Collected data entries —
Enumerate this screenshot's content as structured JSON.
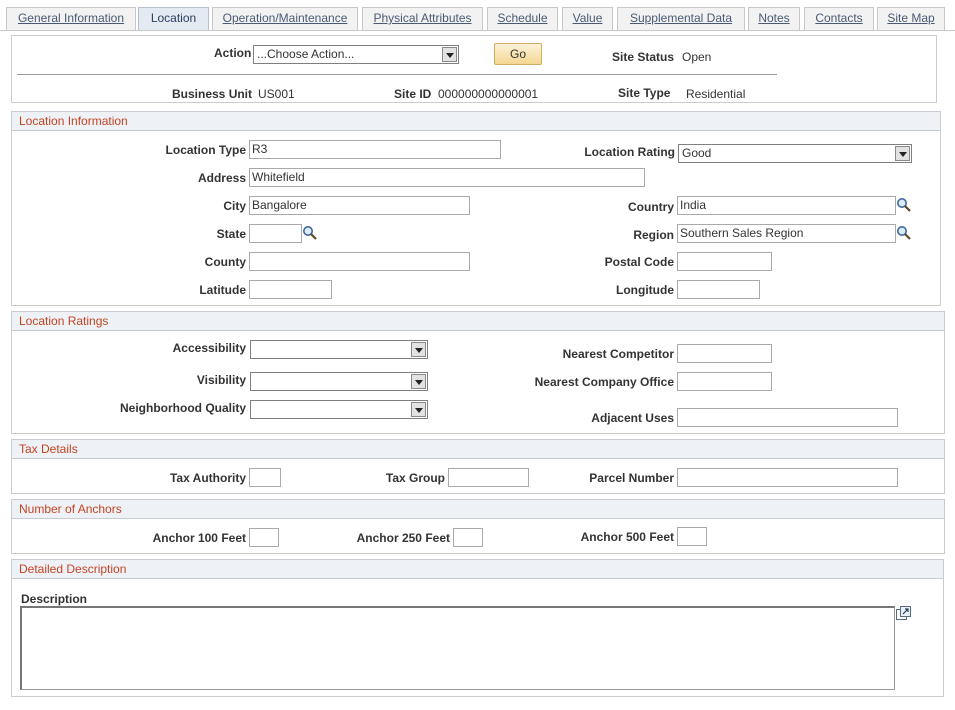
{
  "tabs": [
    {
      "label": "General Information"
    },
    {
      "label": "Location"
    },
    {
      "label": "Operation/Maintenance"
    },
    {
      "label": "Physical Attributes"
    },
    {
      "label": "Schedule"
    },
    {
      "label": "Value"
    },
    {
      "label": "Supplemental Data"
    },
    {
      "label": "Notes"
    },
    {
      "label": "Contacts"
    },
    {
      "label": "Site Map"
    }
  ],
  "header": {
    "action_label": "Action",
    "action_value": "...Choose Action...",
    "go_label": "Go",
    "site_status_label": "Site Status",
    "site_status_value": "Open",
    "business_unit_label": "Business Unit",
    "business_unit_value": "US001",
    "site_id_label": "Site ID",
    "site_id_value": "000000000000001",
    "site_type_label": "Site Type",
    "site_type_value": "Residential"
  },
  "location_info": {
    "title": "Location Information",
    "location_type_label": "Location Type",
    "location_type_value": "R3",
    "location_rating_label": "Location Rating",
    "location_rating_value": "Good",
    "address_label": "Address",
    "address_value": "Whitefield",
    "city_label": "City",
    "city_value": "Bangalore",
    "country_label": "Country",
    "country_value": "India",
    "state_label": "State",
    "state_value": "",
    "region_label": "Region",
    "region_value": "Southern Sales Region",
    "county_label": "County",
    "county_value": "",
    "postal_label": "Postal Code",
    "postal_value": "",
    "latitude_label": "Latitude",
    "latitude_value": "",
    "longitude_label": "Longitude",
    "longitude_value": ""
  },
  "location_ratings": {
    "title": "Location Ratings",
    "accessibility_label": "Accessibility",
    "accessibility_value": "",
    "visibility_label": "Visibility",
    "visibility_value": "",
    "neighborhood_label": "Neighborhood Quality",
    "neighborhood_value": "",
    "nearest_competitor_label": "Nearest Competitor",
    "nearest_competitor_value": "",
    "nearest_office_label": "Nearest Company Office",
    "nearest_office_value": "",
    "adjacent_uses_label": "Adjacent Uses",
    "adjacent_uses_value": ""
  },
  "tax": {
    "title": "Tax Details",
    "authority_label": "Tax Authority",
    "authority_value": "",
    "group_label": "Tax Group",
    "group_value": "",
    "parcel_label": "Parcel Number",
    "parcel_value": ""
  },
  "anchors": {
    "title": "Number of Anchors",
    "a100_label": "Anchor 100 Feet",
    "a100_value": "",
    "a250_label": "Anchor 250 Feet",
    "a250_value": "",
    "a500_label": "Anchor 500 Feet",
    "a500_value": ""
  },
  "description": {
    "title": "Detailed Description",
    "label": "Description",
    "value": ""
  },
  "icons": {
    "lookup": "magnifier-icon",
    "expand": "expand-textarea-icon",
    "dropdown": "dropdown-arrow-icon"
  },
  "colors": {
    "section_title": "#c44422",
    "tab_text": "#4a5a74",
    "go_button": "#f4d692"
  }
}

EXERCISE DIRECTIONS — From the material above, reproduce everything verbatim except the pictures.

RESULT —
Enumerate this screenshot's content as structured JSON.
{
  "tabs": [
    {
      "label": "General Information"
    },
    {
      "label": "Location"
    },
    {
      "label": "Operation/Maintenance"
    },
    {
      "label": "Physical Attributes"
    },
    {
      "label": "Schedule"
    },
    {
      "label": "Value"
    },
    {
      "label": "Supplemental Data"
    },
    {
      "label": "Notes"
    },
    {
      "label": "Contacts"
    },
    {
      "label": "Site Map"
    }
  ],
  "header": {
    "action_label": "Action",
    "action_value": "...Choose Action...",
    "go_label": "Go",
    "site_status_label": "Site Status",
    "site_status_value": "Open",
    "business_unit_label": "Business Unit",
    "business_unit_value": "US001",
    "site_id_label": "Site ID",
    "site_id_value": "000000000000001",
    "site_type_label": "Site Type",
    "site_type_value": "Residential"
  },
  "location_info": {
    "title": "Location Information",
    "location_type_label": "Location Type",
    "location_type_value": "R3",
    "location_rating_label": "Location Rating",
    "location_rating_value": "Good",
    "address_label": "Address",
    "address_value": "Whitefield",
    "city_label": "City",
    "city_value": "Bangalore",
    "country_label": "Country",
    "country_value": "India",
    "state_label": "State",
    "state_value": "",
    "region_label": "Region",
    "region_value": "Southern Sales Region",
    "county_label": "County",
    "county_value": "",
    "postal_label": "Postal Code",
    "postal_value": "",
    "latitude_label": "Latitude",
    "latitude_value": "",
    "longitude_label": "Longitude",
    "longitude_value": ""
  },
  "location_ratings": {
    "title": "Location Ratings",
    "accessibility_label": "Accessibility",
    "accessibility_value": "",
    "visibility_label": "Visibility",
    "visibility_value": "",
    "neighborhood_label": "Neighborhood Quality",
    "neighborhood_value": "",
    "nearest_competitor_label": "Nearest Competitor",
    "nearest_competitor_value": "",
    "nearest_office_label": "Nearest Company Office",
    "nearest_office_value": "",
    "adjacent_uses_label": "Adjacent Uses",
    "adjacent_uses_value": ""
  },
  "tax": {
    "title": "Tax Details",
    "authority_label": "Tax Authority",
    "authority_value": "",
    "group_label": "Tax Group",
    "group_value": "",
    "parcel_label": "Parcel Number",
    "parcel_value": ""
  },
  "anchors": {
    "title": "Number of Anchors",
    "a100_label": "Anchor 100 Feet",
    "a100_value": "",
    "a250_label": "Anchor 250 Feet",
    "a250_value": "",
    "a500_label": "Anchor 500 Feet",
    "a500_value": ""
  },
  "description": {
    "title": "Detailed Description",
    "label": "Description",
    "value": ""
  },
  "icons": {
    "lookup": "magnifier-icon",
    "expand": "expand-textarea-icon",
    "dropdown": "dropdown-arrow-icon"
  },
  "colors": {
    "section_title": "#c44422",
    "tab_text": "#4a5a74",
    "go_button": "#f4d692"
  }
}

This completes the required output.